** START Data records **
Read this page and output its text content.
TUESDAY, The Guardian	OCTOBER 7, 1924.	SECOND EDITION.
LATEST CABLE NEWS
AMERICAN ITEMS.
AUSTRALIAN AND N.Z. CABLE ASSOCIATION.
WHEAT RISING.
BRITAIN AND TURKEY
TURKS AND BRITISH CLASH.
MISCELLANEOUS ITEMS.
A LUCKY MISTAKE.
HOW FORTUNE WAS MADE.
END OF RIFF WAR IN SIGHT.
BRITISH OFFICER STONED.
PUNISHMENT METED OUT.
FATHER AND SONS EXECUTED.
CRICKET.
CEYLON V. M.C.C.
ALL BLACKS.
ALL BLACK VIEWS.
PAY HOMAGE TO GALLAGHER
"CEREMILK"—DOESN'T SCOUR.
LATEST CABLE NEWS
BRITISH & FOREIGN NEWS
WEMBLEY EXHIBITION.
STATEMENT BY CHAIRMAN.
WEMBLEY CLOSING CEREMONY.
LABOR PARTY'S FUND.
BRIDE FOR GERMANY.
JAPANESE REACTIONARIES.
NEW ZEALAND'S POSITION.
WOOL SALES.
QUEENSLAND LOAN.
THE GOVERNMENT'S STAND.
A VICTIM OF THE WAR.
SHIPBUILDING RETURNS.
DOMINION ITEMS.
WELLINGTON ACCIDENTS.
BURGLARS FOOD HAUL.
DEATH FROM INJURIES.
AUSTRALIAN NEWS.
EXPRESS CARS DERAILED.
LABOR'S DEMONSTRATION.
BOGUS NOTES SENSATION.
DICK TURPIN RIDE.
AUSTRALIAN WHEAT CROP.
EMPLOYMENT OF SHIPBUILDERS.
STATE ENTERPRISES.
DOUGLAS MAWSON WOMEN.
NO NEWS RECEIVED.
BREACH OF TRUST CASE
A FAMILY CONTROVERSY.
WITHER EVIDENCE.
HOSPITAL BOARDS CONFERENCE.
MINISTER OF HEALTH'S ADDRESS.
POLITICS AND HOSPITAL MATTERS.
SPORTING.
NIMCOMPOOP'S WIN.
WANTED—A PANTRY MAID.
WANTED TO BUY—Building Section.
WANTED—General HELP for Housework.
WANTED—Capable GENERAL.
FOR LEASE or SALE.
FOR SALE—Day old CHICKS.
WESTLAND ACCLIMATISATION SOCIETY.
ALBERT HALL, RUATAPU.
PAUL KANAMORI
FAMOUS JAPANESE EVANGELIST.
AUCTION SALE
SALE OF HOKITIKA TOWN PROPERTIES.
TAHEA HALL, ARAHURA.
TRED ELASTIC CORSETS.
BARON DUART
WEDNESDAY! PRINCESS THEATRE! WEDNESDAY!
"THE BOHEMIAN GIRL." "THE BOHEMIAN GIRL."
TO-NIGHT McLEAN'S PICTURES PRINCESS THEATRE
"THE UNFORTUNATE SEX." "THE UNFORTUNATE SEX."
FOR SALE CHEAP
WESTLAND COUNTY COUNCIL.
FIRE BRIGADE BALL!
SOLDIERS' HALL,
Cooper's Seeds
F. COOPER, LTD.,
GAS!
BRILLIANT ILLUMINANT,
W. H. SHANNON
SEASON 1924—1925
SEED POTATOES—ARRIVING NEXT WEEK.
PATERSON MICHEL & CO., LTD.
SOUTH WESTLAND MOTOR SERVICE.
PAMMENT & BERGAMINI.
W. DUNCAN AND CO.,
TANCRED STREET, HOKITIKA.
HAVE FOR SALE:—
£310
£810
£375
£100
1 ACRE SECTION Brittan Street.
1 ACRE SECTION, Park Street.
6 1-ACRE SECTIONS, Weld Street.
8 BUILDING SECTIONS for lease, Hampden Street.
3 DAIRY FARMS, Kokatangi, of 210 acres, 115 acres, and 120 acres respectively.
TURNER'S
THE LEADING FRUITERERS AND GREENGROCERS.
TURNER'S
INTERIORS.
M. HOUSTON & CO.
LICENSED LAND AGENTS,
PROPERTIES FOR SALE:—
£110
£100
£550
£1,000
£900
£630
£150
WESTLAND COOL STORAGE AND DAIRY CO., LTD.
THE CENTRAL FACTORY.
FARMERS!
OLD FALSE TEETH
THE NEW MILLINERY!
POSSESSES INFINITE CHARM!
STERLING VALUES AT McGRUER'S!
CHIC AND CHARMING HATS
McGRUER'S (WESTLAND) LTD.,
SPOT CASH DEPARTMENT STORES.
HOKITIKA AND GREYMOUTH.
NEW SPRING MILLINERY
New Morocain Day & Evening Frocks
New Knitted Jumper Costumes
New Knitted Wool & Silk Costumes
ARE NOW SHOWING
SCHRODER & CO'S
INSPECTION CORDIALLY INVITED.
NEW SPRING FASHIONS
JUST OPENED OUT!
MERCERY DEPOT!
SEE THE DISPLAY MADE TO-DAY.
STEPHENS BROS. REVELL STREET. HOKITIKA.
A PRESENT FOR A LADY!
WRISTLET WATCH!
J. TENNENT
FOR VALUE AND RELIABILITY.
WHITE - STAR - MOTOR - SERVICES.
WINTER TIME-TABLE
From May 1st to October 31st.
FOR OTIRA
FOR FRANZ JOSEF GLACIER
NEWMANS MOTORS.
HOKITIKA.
** END Data records **
# [Written request]
Nothing should be left out: return all of the records exactly.

# [Finished exercise]
Read this page and output its text content.
TUESDAY, The Guardian	OCTOBER 7, 1924.	SECOND EDITION.
LATEST CABLE NEWS
AMERICAN ITEMS.
AUSTRALIAN AND N.Z. CABLE ASSOCIATION.
WHEAT RISING.
BRITAIN AND TURKEY
TURKS AND BRITISH CLASH.
MISCELLANEOUS ITEMS.
A LUCKY MISTAKE.
HOW FORTUNE WAS MADE.
END OF RIFF WAR IN SIGHT.
BRITISH OFFICER STONED.
PUNISHMENT METED OUT.
FATHER AND SONS EXECUTED.
CRICKET.
CEYLON V. M.C.C.
ALL BLACKS.
ALL BLACK VIEWS.
PAY HOMAGE TO GALLAGHER
"CEREMILK"—DOESN'T SCOUR.
LATEST CABLE NEWS
BRITISH & FOREIGN NEWS
WEMBLEY EXHIBITION.
STATEMENT BY CHAIRMAN.
WEMBLEY CLOSING CEREMONY.
LABOR PARTY'S FUND.
BRIDE FOR GERMANY.
JAPANESE REACTIONARIES.
NEW ZEALAND'S POSITION.
WOOL SALES.
QUEENSLAND LOAN.
THE GOVERNMENT'S STAND.
A VICTIM OF THE WAR.
SHIPBUILDING RETURNS.
DOMINION ITEMS.
WELLINGTON ACCIDENTS.
BURGLARS FOOD HAUL.
DEATH FROM INJURIES.
AUSTRALIAN NEWS.
EXPRESS CARS DERAILED.
LABOR'S DEMONSTRATION.
BOGUS NOTES SENSATION.
DICK TURPIN RIDE.
AUSTRALIAN WHEAT CROP.
EMPLOYMENT OF SHIPBUILDERS.
STATE ENTERPRISES.
DOUGLAS MAWSON WOMEN.
NO NEWS RECEIVED.
BREACH OF TRUST CASE
A FAMILY CONTROVERSY.
WITHER EVIDENCE.
HOSPITAL BOARDS CONFERENCE.
MINISTER OF HEALTH'S ADDRESS.
POLITICS AND HOSPITAL MATTERS.
SPORTING.
NIMCOMPOOP'S WIN.
WANTED—A PANTRY MAID.
WANTED TO BUY—Building Section.
WANTED—General HELP for Housework.
WANTED—Capable GENERAL.
FOR LEASE or SALE.
FOR SALE—Day old CHICKS.
WESTLAND ACCLIMATISATION SOCIETY.
ALBERT HALL, RUATAPU.
PAUL KANAMORI
FAMOUS JAPANESE EVANGELIST.
AUCTION SALE
SALE OF HOKITIKA TOWN PROPERTIES.
TAHEA HALL, ARAHURA.
TRED ELASTIC CORSETS.
BARON DUART
WEDNESDAY! PRINCESS THEATRE! WEDNESDAY!
"THE BOHEMIAN GIRL." "THE BOHEMIAN GIRL."
TO-NIGHT McLEAN'S PICTURES PRINCESS THEATRE
"THE UNFORTUNATE SEX." "THE UNFORTUNATE SEX."
FOR SALE CHEAP
WESTLAND COUNTY COUNCIL.
FIRE BRIGADE BALL!
SOLDIERS' HALL,
Cooper's Seeds
F. COOPER, LTD.,
GAS!
BRILLIANT ILLUMINANT,
W. H. SHANNON
SEASON 1924—1925
SEED POTATOES—ARRIVING NEXT WEEK.
PATERSON MICHEL & CO., LTD.
SOUTH WESTLAND MOTOR SERVICE.
PAMMENT & BERGAMINI.
W. DUNCAN AND CO.,
TANCRED STREET, HOKITIKA.
HAVE FOR SALE:—
£310
£810
£375
£100
1 ACRE SECTION Brittan Street.
1 ACRE SECTION, Park Street.
6 1-ACRE SECTIONS, Weld Street.
8 BUILDING SECTIONS for lease, Hampden Street.
3 DAIRY FARMS, Kokatangi, of 210 acres, 115 acres, and 120 acres respectively.
TURNER'S
THE LEADING FRUITERERS AND GREENGROCERS.
TURNER'S
INTERIORS.
M. HOUSTON & CO.
LICENSED LAND AGENTS,
PROPERTIES FOR SALE:—
£110
£100
£550
£1,000
£900
£630
£150
WESTLAND COOL STORAGE AND DAIRY CO., LTD.
THE CENTRAL FACTORY.
FARMERS!
OLD FALSE TEETH
THE NEW MILLINERY!
POSSESSES INFINITE CHARM!
STERLING VALUES AT McGRUER'S!
CHIC AND CHARMING HATS
McGRUER'S (WESTLAND) LTD.,
SPOT CASH DEPARTMENT STORES.
HOKITIKA AND GREYMOUTH.
NEW SPRING MILLINERY
New Morocain Day & Evening Frocks
New Knitted Jumper Costumes
New Knitted Wool & Silk Costumes
ARE NOW SHOWING
SCHRODER & CO'S
INSPECTION CORDIALLY INVITED.
NEW SPRING FASHIONS
JUST OPENED OUT!
MERCERY DEPOT!
SEE THE DISPLAY MADE TO-DAY.
STEPHENS BROS. REVELL STREET. HOKITIKA.
A PRESENT FOR A LADY!
WRISTLET WATCH!
J. TENNENT
FOR VALUE AND RELIABILITY.
WHITE - STAR - MOTOR - SERVICES.
WINTER TIME-TABLE
From May 1st to October 31st.
FOR OTIRA
FOR FRANZ JOSEF GLACIER
NEWMANS MOTORS.
HOKITIKA.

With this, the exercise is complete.